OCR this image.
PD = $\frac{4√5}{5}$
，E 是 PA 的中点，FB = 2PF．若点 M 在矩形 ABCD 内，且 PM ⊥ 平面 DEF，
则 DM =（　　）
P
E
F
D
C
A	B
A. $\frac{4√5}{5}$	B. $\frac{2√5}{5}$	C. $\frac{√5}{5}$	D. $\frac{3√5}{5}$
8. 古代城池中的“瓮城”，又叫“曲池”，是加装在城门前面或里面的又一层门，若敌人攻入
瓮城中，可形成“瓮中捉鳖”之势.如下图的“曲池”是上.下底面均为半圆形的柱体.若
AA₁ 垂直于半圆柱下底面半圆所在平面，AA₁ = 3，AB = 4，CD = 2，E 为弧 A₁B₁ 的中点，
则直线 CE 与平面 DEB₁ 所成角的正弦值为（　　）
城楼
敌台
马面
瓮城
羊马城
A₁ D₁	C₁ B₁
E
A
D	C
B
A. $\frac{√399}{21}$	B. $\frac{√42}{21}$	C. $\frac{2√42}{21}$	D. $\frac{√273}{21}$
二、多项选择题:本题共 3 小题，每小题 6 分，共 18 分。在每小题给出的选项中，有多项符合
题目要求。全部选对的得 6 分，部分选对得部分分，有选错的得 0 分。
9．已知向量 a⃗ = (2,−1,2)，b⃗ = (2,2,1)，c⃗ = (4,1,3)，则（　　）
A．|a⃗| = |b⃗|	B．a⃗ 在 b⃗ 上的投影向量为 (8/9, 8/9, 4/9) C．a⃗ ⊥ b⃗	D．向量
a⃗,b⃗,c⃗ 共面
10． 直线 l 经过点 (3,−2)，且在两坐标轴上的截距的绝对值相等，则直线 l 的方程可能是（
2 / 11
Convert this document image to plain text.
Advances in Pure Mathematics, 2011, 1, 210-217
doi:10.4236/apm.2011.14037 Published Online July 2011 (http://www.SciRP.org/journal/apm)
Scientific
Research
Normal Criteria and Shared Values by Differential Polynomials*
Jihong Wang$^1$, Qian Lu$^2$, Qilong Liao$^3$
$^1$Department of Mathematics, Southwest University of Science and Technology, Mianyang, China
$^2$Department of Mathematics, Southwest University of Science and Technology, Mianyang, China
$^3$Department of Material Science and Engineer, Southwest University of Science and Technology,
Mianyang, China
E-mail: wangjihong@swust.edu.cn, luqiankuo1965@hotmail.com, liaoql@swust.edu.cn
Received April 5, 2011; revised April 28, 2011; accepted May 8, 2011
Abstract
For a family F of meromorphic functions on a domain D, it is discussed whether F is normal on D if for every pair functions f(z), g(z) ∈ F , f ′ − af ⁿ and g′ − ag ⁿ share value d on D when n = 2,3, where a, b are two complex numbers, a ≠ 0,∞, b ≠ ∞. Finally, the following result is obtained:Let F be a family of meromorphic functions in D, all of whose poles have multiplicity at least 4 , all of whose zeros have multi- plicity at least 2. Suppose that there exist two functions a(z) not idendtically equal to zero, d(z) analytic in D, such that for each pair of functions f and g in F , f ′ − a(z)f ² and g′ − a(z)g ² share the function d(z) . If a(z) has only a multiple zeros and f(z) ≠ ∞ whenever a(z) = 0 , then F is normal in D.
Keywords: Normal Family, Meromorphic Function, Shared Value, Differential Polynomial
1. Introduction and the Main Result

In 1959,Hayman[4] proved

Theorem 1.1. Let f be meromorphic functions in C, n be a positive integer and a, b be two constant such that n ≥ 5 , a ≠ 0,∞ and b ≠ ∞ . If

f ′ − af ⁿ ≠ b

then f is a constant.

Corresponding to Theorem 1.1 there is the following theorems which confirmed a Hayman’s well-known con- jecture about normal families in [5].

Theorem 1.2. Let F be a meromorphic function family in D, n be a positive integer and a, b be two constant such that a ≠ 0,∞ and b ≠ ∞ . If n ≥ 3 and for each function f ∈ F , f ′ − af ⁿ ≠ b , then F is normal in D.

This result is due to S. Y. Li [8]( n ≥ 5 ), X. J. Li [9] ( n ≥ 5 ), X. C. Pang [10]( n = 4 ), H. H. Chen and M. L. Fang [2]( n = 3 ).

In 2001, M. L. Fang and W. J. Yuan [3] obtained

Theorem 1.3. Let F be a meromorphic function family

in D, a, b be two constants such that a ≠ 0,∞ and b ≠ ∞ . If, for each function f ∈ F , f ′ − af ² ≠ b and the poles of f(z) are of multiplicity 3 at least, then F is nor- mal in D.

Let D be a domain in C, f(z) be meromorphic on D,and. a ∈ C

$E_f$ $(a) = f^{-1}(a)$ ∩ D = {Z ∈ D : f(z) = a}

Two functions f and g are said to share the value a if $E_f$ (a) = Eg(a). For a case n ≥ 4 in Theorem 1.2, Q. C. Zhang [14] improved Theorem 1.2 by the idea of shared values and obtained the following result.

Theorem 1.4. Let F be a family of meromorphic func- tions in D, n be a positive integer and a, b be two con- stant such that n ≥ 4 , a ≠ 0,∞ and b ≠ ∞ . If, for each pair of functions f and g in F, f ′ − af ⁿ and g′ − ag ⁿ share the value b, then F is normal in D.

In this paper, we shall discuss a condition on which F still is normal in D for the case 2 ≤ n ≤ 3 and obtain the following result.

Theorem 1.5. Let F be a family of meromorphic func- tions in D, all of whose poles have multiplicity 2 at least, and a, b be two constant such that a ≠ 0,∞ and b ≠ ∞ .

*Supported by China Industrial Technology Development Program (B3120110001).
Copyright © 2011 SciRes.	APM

> _Required task_: Reproduce every record above exactly as it appears.

> _Response to this task_:
OCR this image.
PD = $\frac{4√5}{5}$
，E 是 PA 的中点，FB = 2PF．若点 M 在矩形 ABCD 内，且 PM ⊥ 平面 DEF，
则 DM =（　　）
P
E
F
D
C
A	B
A. $\frac{4√5}{5}$	B. $\frac{2√5}{5}$	C. $\frac{√5}{5}$	D. $\frac{3√5}{5}$
8. 古代城池中的“瓮城”，又叫“曲池”，是加装在城门前面或里面的又一层门，若敌人攻入
瓮城中，可形成“瓮中捉鳖”之势.如下图的“曲池”是上.下底面均为半圆形的柱体.若
AA₁ 垂直于半圆柱下底面半圆所在平面，AA₁ = 3，AB = 4，CD = 2，E 为弧 A₁B₁ 的中点，
则直线 CE 与平面 DEB₁ 所成角的正弦值为（　　）
城楼
敌台
马面
瓮城
羊马城
A₁ D₁	C₁ B₁
E
A
D	C
B
A. $\frac{√399}{21}$	B. $\frac{√42}{21}$	C. $\frac{2√42}{21}$	D. $\frac{√273}{21}$
二、多项选择题:本题共 3 小题，每小题 6 分，共 18 分。在每小题给出的选项中，有多项符合
题目要求。全部选对的得 6 分，部分选对得部分分，有选错的得 0 分。
9．已知向量 a⃗ = (2,−1,2)，b⃗ = (2,2,1)，c⃗ = (4,1,3)，则（　　）
A．|a⃗| = |b⃗|	B．a⃗ 在 b⃗ 上的投影向量为 (8/9, 8/9, 4/9) C．a⃗ ⊥ b⃗	D．向量
a⃗,b⃗,c⃗ 共面
10． 直线 l 经过点 (3,−2)，且在两坐标轴上的截距的绝对值相等，则直线 l 的方程可能是（
2 / 11
Convert this document image to plain text.
Advances in Pure Mathematics, 2011, 1, 210-217
doi:10.4236/apm.2011.14037 Published Online July 2011 (http://www.SciRP.org/journal/apm)
Scientific
Research
Normal Criteria and Shared Values by Differential Polynomials*
Jihong Wang$^1$, Qian Lu$^2$, Qilong Liao$^3$
$^1$Department of Mathematics, Southwest University of Science and Technology, Mianyang, China
$^2$Department of Mathematics, Southwest University of Science and Technology, Mianyang, China
$^3$Department of Material Science and Engineer, Southwest University of Science and Technology,
Mianyang, China
E-mail: wangjihong@swust.edu.cn, luqiankuo1965@hotmail.com, liaoql@swust.edu.cn
Received April 5, 2011; revised April 28, 2011; accepted May 8, 2011
Abstract
For a family F of meromorphic functions on a domain D, it is discussed whether F is normal on D if for every pair functions f(z), g(z) ∈ F , f ′ − af ⁿ and g′ − ag ⁿ share value d on D when n = 2,3, where a, b are two complex numbers, a ≠ 0,∞, b ≠ ∞. Finally, the following result is obtained:Let F be a family of meromorphic functions in D, all of whose poles have multiplicity at least 4 , all of whose zeros have multi- plicity at least 2. Suppose that there exist two functions a(z) not idendtically equal to zero, d(z) analytic in D, such that for each pair of functions f and g in F , f ′ − a(z)f ² and g′ − a(z)g ² share the function d(z) . If a(z) has only a multiple zeros and f(z) ≠ ∞ whenever a(z) = 0 , then F is normal in D.
Keywords: Normal Family, Meromorphic Function, Shared Value, Differential Polynomial
1. Introduction and the Main Result

In 1959,Hayman[4] proved

Theorem 1.1. Let f be meromorphic functions in C, n be a positive integer and a, b be two constant such that n ≥ 5 , a ≠ 0,∞ and b ≠ ∞ . If

f ′ − af ⁿ ≠ b

then f is a constant.

Corresponding to Theorem 1.1 there is the following theorems which confirmed a Hayman’s well-known con- jecture about normal families in [5].

Theorem 1.2. Let F be a meromorphic function family in D, n be a positive integer and a, b be two constant such that a ≠ 0,∞ and b ≠ ∞ . If n ≥ 3 and for each function f ∈ F , f ′ − af ⁿ ≠ b , then F is normal in D.

This result is due to S. Y. Li [8]( n ≥ 5 ), X. J. Li [9] ( n ≥ 5 ), X. C. Pang [10]( n = 4 ), H. H. Chen and M. L. Fang [2]( n = 3 ).

In 2001, M. L. Fang and W. J. Yuan [3] obtained

Theorem 1.3. Let F be a meromorphic function family

in D, a, b be two constants such that a ≠ 0,∞ and b ≠ ∞ . If, for each function f ∈ F , f ′ − af ² ≠ b and the poles of f(z) are of multiplicity 3 at least, then F is nor- mal in D.

Let D be a domain in C, f(z) be meromorphic on D,and. a ∈ C

$E_f$ $(a) = f^{-1}(a)$ ∩ D = {Z ∈ D : f(z) = a}

Two functions f and g are said to share the value a if $E_f$ (a) = Eg(a). For a case n ≥ 4 in Theorem 1.2, Q. C. Zhang [14] improved Theorem 1.2 by the idea of shared values and obtained the following result.

Theorem 1.4. Let F be a family of meromorphic func- tions in D, n be a positive integer and a, b be two con- stant such that n ≥ 4 , a ≠ 0,∞ and b ≠ ∞ . If, for each pair of functions f and g in F, f ′ − af ⁿ and g′ − ag ⁿ share the value b, then F is normal in D.

In this paper, we shall discuss a condition on which F still is normal in D for the case 2 ≤ n ≤ 3 and obtain the following result.

Theorem 1.5. Let F be a family of meromorphic func- tions in D, all of whose poles have multiplicity 2 at least, and a, b be two constant such that a ≠ 0,∞ and b ≠ ∞ .

*Supported by China Industrial Technology Development Program (B3120110001).
Copyright © 2011 SciRes.	APM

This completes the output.